#### DATA ####

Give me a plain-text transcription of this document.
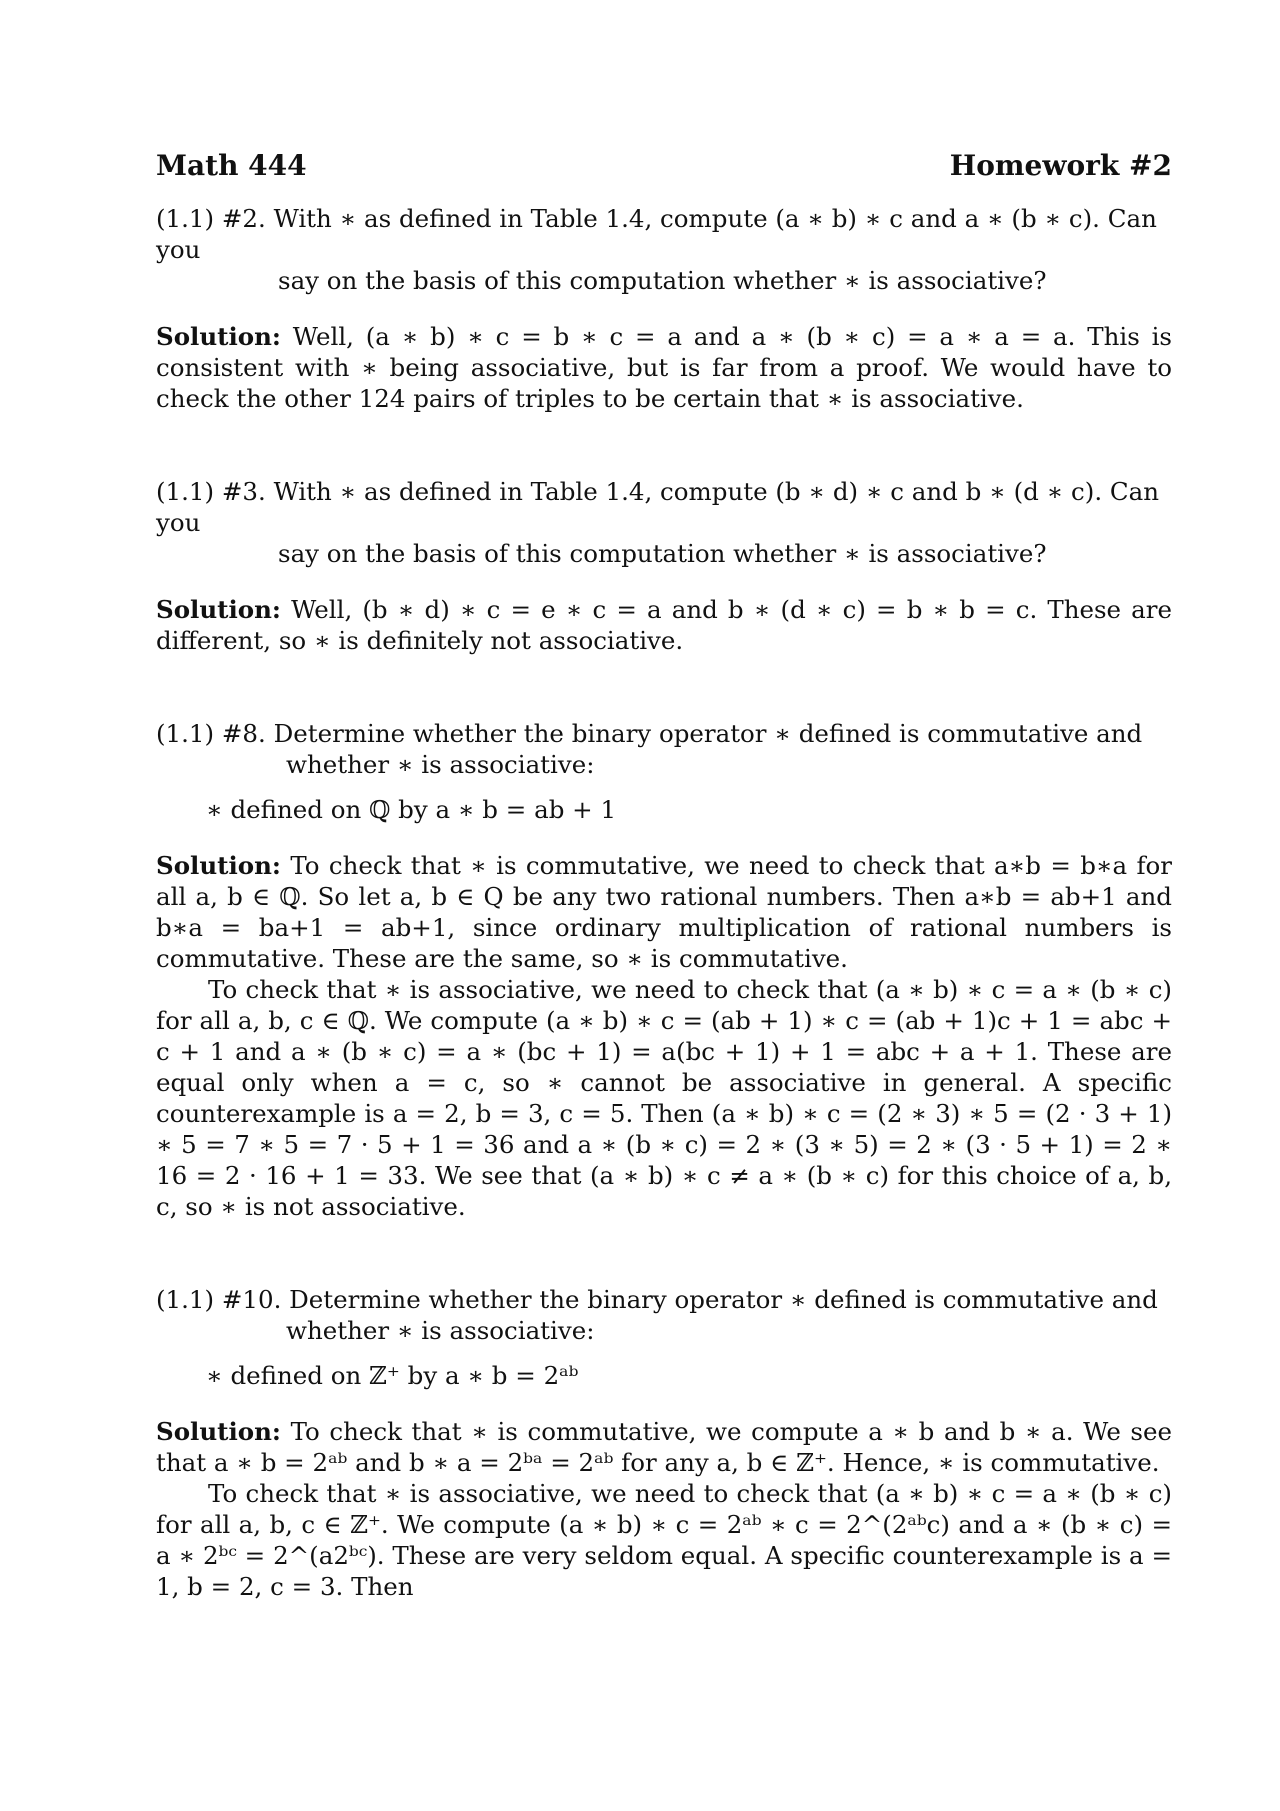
Math 444	Homework #2
(1.1) #2. With ∗ as defined in Table 1.4, compute (a ∗ b) ∗ c and a ∗ (b ∗ c). Can you
say on the basis of this computation whether ∗ is associative?

Solution: Well, (a ∗ b) ∗ c = b ∗ c = a and a ∗ (b ∗ c) = a ∗ a = a. This is consistent with ∗ being associative, but is far from a proof. We would have to check the other 124 pairs of triples to be certain that ∗ is associative.

(1.1) #3. With ∗ as defined in Table 1.4, compute (b ∗ d) ∗ c and b ∗ (d ∗ c). Can you
say on the basis of this computation whether ∗ is associative?

Solution: Well, (b ∗ d) ∗ c = e ∗ c = a and b ∗ (d ∗ c) = b ∗ b = c. These are different, so ∗ is definitely not associative.

(1.1) #8. Determine whether the binary operator ∗ defined is commutative and
whether ∗ is associative:
∗ defined on ℚ by a ∗ b = ab + 1

Solution: To check that ∗ is commutative, we need to check that a∗b = b∗a for all a, b ∈ ℚ. So let a, b ∈ Q be any two rational numbers. Then a∗b = ab+1 and b∗a = ba+1 = ab+1, since ordinary multiplication of rational numbers is commutative. These are the same, so ∗ is commutative.

To check that ∗ is associative, we need to check that (a ∗ b) ∗ c = a ∗ (b ∗ c) for all a, b, c ∈ ℚ. We compute (a ∗ b) ∗ c = (ab + 1) ∗ c = (ab + 1)c + 1 = abc + c + 1 and a ∗ (b ∗ c) = a ∗ (bc + 1) = a(bc + 1) + 1 = abc + a + 1. These are equal only when a = c, so ∗ cannot be associative in general. A specific counterexample is a = 2, b = 3, c = 5. Then (a ∗ b) ∗ c = (2 ∗ 3) ∗ 5 = (2 · 3 + 1) ∗ 5 = 7 ∗ 5 = 7 · 5 + 1 = 36 and a ∗ (b ∗ c) = 2 ∗ (3 ∗ 5) = 2 ∗ (3 · 5 + 1) = 2 ∗ 16 = 2 · 16 + 1 = 33. We see that (a ∗ b) ∗ c ≠ a ∗ (b ∗ c) for this choice of a, b, c, so ∗ is not associative.

(1.1) #10. Determine whether the binary operator ∗ defined is commutative and
whether ∗ is associative:
∗ defined on ℤ⁺ by a ∗ b = 2ᵃᵇ

Solution: To check that ∗ is commutative, we compute a ∗ b and b ∗ a. We see that a ∗ b = 2ᵃᵇ and b ∗ a = 2ᵇᵃ = 2ᵃᵇ for any a, b ∈ ℤ⁺. Hence, ∗ is commutative.

To check that ∗ is associative, we need to check that (a ∗ b) ∗ c = a ∗ (b ∗ c) for all a, b, c ∈ ℤ⁺. We compute (a ∗ b) ∗ c = 2ᵃᵇ ∗ c = 2^(2ᵃᵇc) and a ∗ (b ∗ c) = a ∗ 2ᵇᶜ = 2^(a2ᵇᶜ). These are very seldom equal. A specific counterexample is a = 1, b = 2, c = 3. Then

####

§ OBJECTIVE:
Leave out the pictures and print each record exactly as it stands.

§ ANSWER TO THE EXERCISE:
Give me a plain-text transcription of this document.
Math 444	Homework #2
(1.1) #2. With ∗ as defined in Table 1.4, compute (a ∗ b) ∗ c and a ∗ (b ∗ c). Can you
say on the basis of this computation whether ∗ is associative?

Solution: Well, (a ∗ b) ∗ c = b ∗ c = a and a ∗ (b ∗ c) = a ∗ a = a. This is consistent with ∗ being associative, but is far from a proof. We would have to check the other 124 pairs of triples to be certain that ∗ is associative.

(1.1) #3. With ∗ as defined in Table 1.4, compute (b ∗ d) ∗ c and b ∗ (d ∗ c). Can you
say on the basis of this computation whether ∗ is associative?

Solution: Well, (b ∗ d) ∗ c = e ∗ c = a and b ∗ (d ∗ c) = b ∗ b = c. These are different, so ∗ is definitely not associative.

(1.1) #8. Determine whether the binary operator ∗ defined is commutative and
whether ∗ is associative:
∗ defined on ℚ by a ∗ b = ab + 1

Solution: To check that ∗ is commutative, we need to check that a∗b = b∗a for all a, b ∈ ℚ. So let a, b ∈ Q be any two rational numbers. Then a∗b = ab+1 and b∗a = ba+1 = ab+1, since ordinary multiplication of rational numbers is commutative. These are the same, so ∗ is commutative.

To check that ∗ is associative, we need to check that (a ∗ b) ∗ c = a ∗ (b ∗ c) for all a, b, c ∈ ℚ. We compute (a ∗ b) ∗ c = (ab + 1) ∗ c = (ab + 1)c + 1 = abc + c + 1 and a ∗ (b ∗ c) = a ∗ (bc + 1) = a(bc + 1) + 1 = abc + a + 1. These are equal only when a = c, so ∗ cannot be associative in general. A specific counterexample is a = 2, b = 3, c = 5. Then (a ∗ b) ∗ c = (2 ∗ 3) ∗ 5 = (2 · 3 + 1) ∗ 5 = 7 ∗ 5 = 7 · 5 + 1 = 36 and a ∗ (b ∗ c) = 2 ∗ (3 ∗ 5) = 2 ∗ (3 · 5 + 1) = 2 ∗ 16 = 2 · 16 + 1 = 33. We see that (a ∗ b) ∗ c ≠ a ∗ (b ∗ c) for this choice of a, b, c, so ∗ is not associative.

(1.1) #10. Determine whether the binary operator ∗ defined is commutative and
whether ∗ is associative:
∗ defined on ℤ⁺ by a ∗ b = 2ᵃᵇ

Solution: To check that ∗ is commutative, we compute a ∗ b and b ∗ a. We see that a ∗ b = 2ᵃᵇ and b ∗ a = 2ᵇᵃ = 2ᵃᵇ for any a, b ∈ ℤ⁺. Hence, ∗ is commutative.

To check that ∗ is associative, we need to check that (a ∗ b) ∗ c = a ∗ (b ∗ c) for all a, b, c ∈ ℤ⁺. We compute (a ∗ b) ∗ c = 2ᵃᵇ ∗ c = 2^(2ᵃᵇc) and a ∗ (b ∗ c) = a ∗ 2ᵇᶜ = 2^(a2ᵇᶜ). These are very seldom equal. A specific counterexample is a = 1, b = 2, c = 3. Then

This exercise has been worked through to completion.